Directions: Set down each line of the material that follows, exactly, with no pictures.

(Raw records)
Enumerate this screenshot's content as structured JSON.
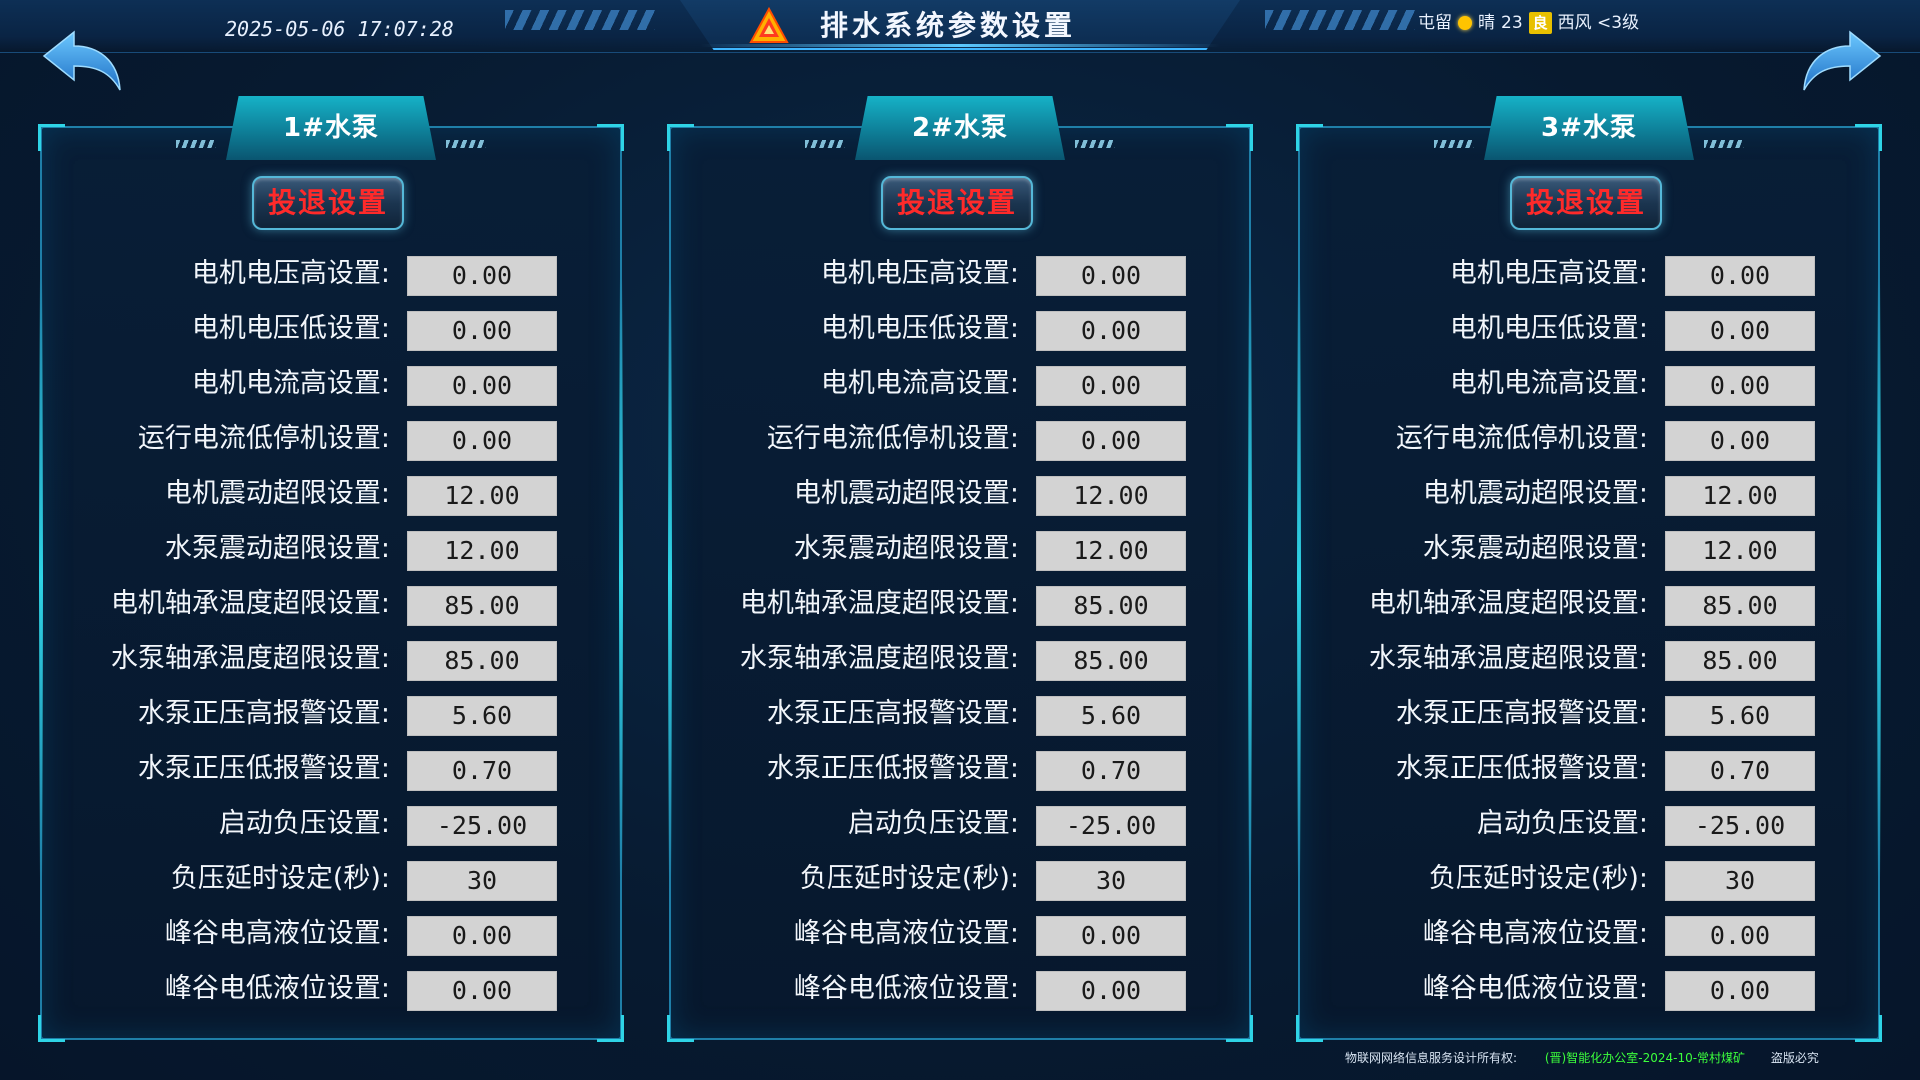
{
  "header": {
    "datetime": "2025-05-06 17:07:28",
    "title": "排水系统参数设置",
    "weather": {
      "location": "屯留",
      "condition": "晴",
      "temperature": "23",
      "aqi": "良",
      "wind": "西风 <3级"
    }
  },
  "panels": [
    {
      "title": "1#水泵",
      "toggle_label": "投退设置",
      "rows": [
        {
          "label": "电机电压高设置:",
          "value": "0.00"
        },
        {
          "label": "电机电压低设置:",
          "value": "0.00"
        },
        {
          "label": "电机电流高设置:",
          "value": "0.00"
        },
        {
          "label": "运行电流低停机设置:",
          "value": "0.00"
        },
        {
          "label": "电机震动超限设置:",
          "value": "12.00"
        },
        {
          "label": "水泵震动超限设置:",
          "value": "12.00"
        },
        {
          "label": "电机轴承温度超限设置:",
          "value": "85.00"
        },
        {
          "label": "水泵轴承温度超限设置:",
          "value": "85.00"
        },
        {
          "label": "水泵正压高报警设置:",
          "value": "5.60"
        },
        {
          "label": "水泵正压低报警设置:",
          "value": "0.70"
        },
        {
          "label": "启动负压设置:",
          "value": "-25.00"
        },
        {
          "label": "负压延时设定(秒):",
          "value": "30"
        },
        {
          "label": "峰谷电高液位设置:",
          "value": "0.00"
        },
        {
          "label": "峰谷电低液位设置:",
          "value": "0.00"
        }
      ]
    },
    {
      "title": "2#水泵",
      "toggle_label": "投退设置",
      "rows": [
        {
          "label": "电机电压高设置:",
          "value": "0.00"
        },
        {
          "label": "电机电压低设置:",
          "value": "0.00"
        },
        {
          "label": "电机电流高设置:",
          "value": "0.00"
        },
        {
          "label": "运行电流低停机设置:",
          "value": "0.00"
        },
        {
          "label": "电机震动超限设置:",
          "value": "12.00"
        },
        {
          "label": "水泵震动超限设置:",
          "value": "12.00"
        },
        {
          "label": "电机轴承温度超限设置:",
          "value": "85.00"
        },
        {
          "label": "水泵轴承温度超限设置:",
          "value": "85.00"
        },
        {
          "label": "水泵正压高报警设置:",
          "value": "5.60"
        },
        {
          "label": "水泵正压低报警设置:",
          "value": "0.70"
        },
        {
          "label": "启动负压设置:",
          "value": "-25.00"
        },
        {
          "label": "负压延时设定(秒):",
          "value": "30"
        },
        {
          "label": "峰谷电高液位设置:",
          "value": "0.00"
        },
        {
          "label": "峰谷电低液位设置:",
          "value": "0.00"
        }
      ]
    },
    {
      "title": "3#水泵",
      "toggle_label": "投退设置",
      "rows": [
        {
          "label": "电机电压高设置:",
          "value": "0.00"
        },
        {
          "label": "电机电压低设置:",
          "value": "0.00"
        },
        {
          "label": "电机电流高设置:",
          "value": "0.00"
        },
        {
          "label": "运行电流低停机设置:",
          "value": "0.00"
        },
        {
          "label": "电机震动超限设置:",
          "value": "12.00"
        },
        {
          "label": "水泵震动超限设置:",
          "value": "12.00"
        },
        {
          "label": "电机轴承温度超限设置:",
          "value": "85.00"
        },
        {
          "label": "水泵轴承温度超限设置:",
          "value": "85.00"
        },
        {
          "label": "水泵正压高报警设置:",
          "value": "5.60"
        },
        {
          "label": "水泵正压低报警设置:",
          "value": "0.70"
        },
        {
          "label": "启动负压设置:",
          "value": "-25.00"
        },
        {
          "label": "负压延时设定(秒):",
          "value": "30"
        },
        {
          "label": "峰谷电高液位设置:",
          "value": "0.00"
        },
        {
          "label": "峰谷电低液位设置:",
          "value": "0.00"
        }
      ]
    }
  ],
  "footer": {
    "copyright": "物联网网络信息服务设计所有权:",
    "project": "(晋)智能化办公室-2024-10-常村煤矿",
    "rights": "盗版必究"
  },
  "icons": {
    "logo": "triangle-logo-icon",
    "back": "back-arrow-icon",
    "forward": "forward-arrow-icon",
    "weather": "sun-icon"
  },
  "colors": {
    "background": "#071b31",
    "accent": "#2fd4e6",
    "toggle_text": "#ff2a2a",
    "input_bg": "#d3d3d3",
    "footer_highlight": "#3cff3c"
  }
}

Solution:
Enumerate this screenshot's content as structured JSON.
{
  "header": {
    "datetime": "2025-05-06 17:07:28",
    "title": "排水系统参数设置",
    "weather": {
      "location": "屯留",
      "condition": "晴",
      "temperature": "23",
      "aqi": "良",
      "wind": "西风 <3级"
    }
  },
  "panels": [
    {
      "title": "1#水泵",
      "toggle_label": "投退设置",
      "rows": [
        {
          "label": "电机电压高设置:",
          "value": "0.00"
        },
        {
          "label": "电机电压低设置:",
          "value": "0.00"
        },
        {
          "label": "电机电流高设置:",
          "value": "0.00"
        },
        {
          "label": "运行电流低停机设置:",
          "value": "0.00"
        },
        {
          "label": "电机震动超限设置:",
          "value": "12.00"
        },
        {
          "label": "水泵震动超限设置:",
          "value": "12.00"
        },
        {
          "label": "电机轴承温度超限设置:",
          "value": "85.00"
        },
        {
          "label": "水泵轴承温度超限设置:",
          "value": "85.00"
        },
        {
          "label": "水泵正压高报警设置:",
          "value": "5.60"
        },
        {
          "label": "水泵正压低报警设置:",
          "value": "0.70"
        },
        {
          "label": "启动负压设置:",
          "value": "-25.00"
        },
        {
          "label": "负压延时设定(秒):",
          "value": "30"
        },
        {
          "label": "峰谷电高液位设置:",
          "value": "0.00"
        },
        {
          "label": "峰谷电低液位设置:",
          "value": "0.00"
        }
      ]
    },
    {
      "title": "2#水泵",
      "toggle_label": "投退设置",
      "rows": [
        {
          "label": "电机电压高设置:",
          "value": "0.00"
        },
        {
          "label": "电机电压低设置:",
          "value": "0.00"
        },
        {
          "label": "电机电流高设置:",
          "value": "0.00"
        },
        {
          "label": "运行电流低停机设置:",
          "value": "0.00"
        },
        {
          "label": "电机震动超限设置:",
          "value": "12.00"
        },
        {
          "label": "水泵震动超限设置:",
          "value": "12.00"
        },
        {
          "label": "电机轴承温度超限设置:",
          "value": "85.00"
        },
        {
          "label": "水泵轴承温度超限设置:",
          "value": "85.00"
        },
        {
          "label": "水泵正压高报警设置:",
          "value": "5.60"
        },
        {
          "label": "水泵正压低报警设置:",
          "value": "0.70"
        },
        {
          "label": "启动负压设置:",
          "value": "-25.00"
        },
        {
          "label": "负压延时设定(秒):",
          "value": "30"
        },
        {
          "label": "峰谷电高液位设置:",
          "value": "0.00"
        },
        {
          "label": "峰谷电低液位设置:",
          "value": "0.00"
        }
      ]
    },
    {
      "title": "3#水泵",
      "toggle_label": "投退设置",
      "rows": [
        {
          "label": "电机电压高设置:",
          "value": "0.00"
        },
        {
          "label": "电机电压低设置:",
          "value": "0.00"
        },
        {
          "label": "电机电流高设置:",
          "value": "0.00"
        },
        {
          "label": "运行电流低停机设置:",
          "value": "0.00"
        },
        {
          "label": "电机震动超限设置:",
          "value": "12.00"
        },
        {
          "label": "水泵震动超限设置:",
          "value": "12.00"
        },
        {
          "label": "电机轴承温度超限设置:",
          "value": "85.00"
        },
        {
          "label": "水泵轴承温度超限设置:",
          "value": "85.00"
        },
        {
          "label": "水泵正压高报警设置:",
          "value": "5.60"
        },
        {
          "label": "水泵正压低报警设置:",
          "value": "0.70"
        },
        {
          "label": "启动负压设置:",
          "value": "-25.00"
        },
        {
          "label": "负压延时设定(秒):",
          "value": "30"
        },
        {
          "label": "峰谷电高液位设置:",
          "value": "0.00"
        },
        {
          "label": "峰谷电低液位设置:",
          "value": "0.00"
        }
      ]
    }
  ],
  "footer": {
    "copyright": "物联网网络信息服务设计所有权:",
    "project": "(晋)智能化办公室-2024-10-常村煤矿",
    "rights": "盗版必究"
  },
  "icons": {
    "logo": "triangle-logo-icon",
    "back": "back-arrow-icon",
    "forward": "forward-arrow-icon",
    "weather": "sun-icon"
  },
  "colors": {
    "background": "#071b31",
    "accent": "#2fd4e6",
    "toggle_text": "#ff2a2a",
    "input_bg": "#d3d3d3",
    "footer_highlight": "#3cff3c"
  }
}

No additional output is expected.